(Records that describe figures)
»»

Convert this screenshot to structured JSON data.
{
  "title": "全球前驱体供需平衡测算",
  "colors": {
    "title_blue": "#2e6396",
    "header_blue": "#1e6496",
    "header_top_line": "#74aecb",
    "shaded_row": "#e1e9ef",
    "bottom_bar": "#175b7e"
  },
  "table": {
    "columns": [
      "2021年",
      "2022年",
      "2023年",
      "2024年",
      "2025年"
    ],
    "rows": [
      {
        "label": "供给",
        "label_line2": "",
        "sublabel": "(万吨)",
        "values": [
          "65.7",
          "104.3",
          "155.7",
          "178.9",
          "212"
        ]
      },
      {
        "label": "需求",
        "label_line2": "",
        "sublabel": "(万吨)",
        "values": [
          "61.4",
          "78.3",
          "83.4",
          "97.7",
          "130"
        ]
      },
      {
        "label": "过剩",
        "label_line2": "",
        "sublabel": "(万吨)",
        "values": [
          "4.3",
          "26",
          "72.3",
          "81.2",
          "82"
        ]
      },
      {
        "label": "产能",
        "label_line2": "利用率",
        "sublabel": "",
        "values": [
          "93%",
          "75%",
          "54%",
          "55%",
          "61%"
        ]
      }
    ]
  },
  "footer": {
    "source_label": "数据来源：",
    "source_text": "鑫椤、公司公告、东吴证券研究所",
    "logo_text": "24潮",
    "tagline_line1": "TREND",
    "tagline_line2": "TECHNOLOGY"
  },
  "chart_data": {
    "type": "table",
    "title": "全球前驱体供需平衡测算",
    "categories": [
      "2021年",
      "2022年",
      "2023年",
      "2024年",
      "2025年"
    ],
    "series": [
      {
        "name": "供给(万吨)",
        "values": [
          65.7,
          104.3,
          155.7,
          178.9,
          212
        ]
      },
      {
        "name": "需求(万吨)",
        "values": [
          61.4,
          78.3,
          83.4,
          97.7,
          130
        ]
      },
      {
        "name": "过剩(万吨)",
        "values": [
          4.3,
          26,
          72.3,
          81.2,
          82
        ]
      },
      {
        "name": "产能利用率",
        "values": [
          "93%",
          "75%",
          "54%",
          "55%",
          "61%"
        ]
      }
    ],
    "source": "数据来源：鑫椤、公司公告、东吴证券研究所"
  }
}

««

▶ _WRITTEN REQUEST_: Extract all of the data shown above and repeat it verbatim.

▶ _COMPLETED EXERCISE_:
Convert this screenshot to structured JSON data.
{
  "title": "全球前驱体供需平衡测算",
  "colors": {
    "title_blue": "#2e6396",
    "header_blue": "#1e6496",
    "header_top_line": "#74aecb",
    "shaded_row": "#e1e9ef",
    "bottom_bar": "#175b7e"
  },
  "table": {
    "columns": [
      "2021年",
      "2022年",
      "2023年",
      "2024年",
      "2025年"
    ],
    "rows": [
      {
        "label": "供给",
        "label_line2": "",
        "sublabel": "(万吨)",
        "values": [
          "65.7",
          "104.3",
          "155.7",
          "178.9",
          "212"
        ]
      },
      {
        "label": "需求",
        "label_line2": "",
        "sublabel": "(万吨)",
        "values": [
          "61.4",
          "78.3",
          "83.4",
          "97.7",
          "130"
        ]
      },
      {
        "label": "过剩",
        "label_line2": "",
        "sublabel": "(万吨)",
        "values": [
          "4.3",
          "26",
          "72.3",
          "81.2",
          "82"
        ]
      },
      {
        "label": "产能",
        "label_line2": "利用率",
        "sublabel": "",
        "values": [
          "93%",
          "75%",
          "54%",
          "55%",
          "61%"
        ]
      }
    ]
  },
  "footer": {
    "source_label": "数据来源：",
    "source_text": "鑫椤、公司公告、东吴证券研究所",
    "logo_text": "24潮",
    "tagline_line1": "TREND",
    "tagline_line2": "TECHNOLOGY"
  },
  "chart_data": {
    "type": "table",
    "title": "全球前驱体供需平衡测算",
    "categories": [
      "2021年",
      "2022年",
      "2023年",
      "2024年",
      "2025年"
    ],
    "series": [
      {
        "name": "供给(万吨)",
        "values": [
          65.7,
          104.3,
          155.7,
          178.9,
          212
        ]
      },
      {
        "name": "需求(万吨)",
        "values": [
          61.4,
          78.3,
          83.4,
          97.7,
          130
        ]
      },
      {
        "name": "过剩(万吨)",
        "values": [
          4.3,
          26,
          72.3,
          81.2,
          82
        ]
      },
      {
        "name": "产能利用率",
        "values": [
          "93%",
          "75%",
          "54%",
          "55%",
          "61%"
        ]
      }
    ],
    "source": "数据来源：鑫椤、公司公告、东吴证券研究所"
  }
}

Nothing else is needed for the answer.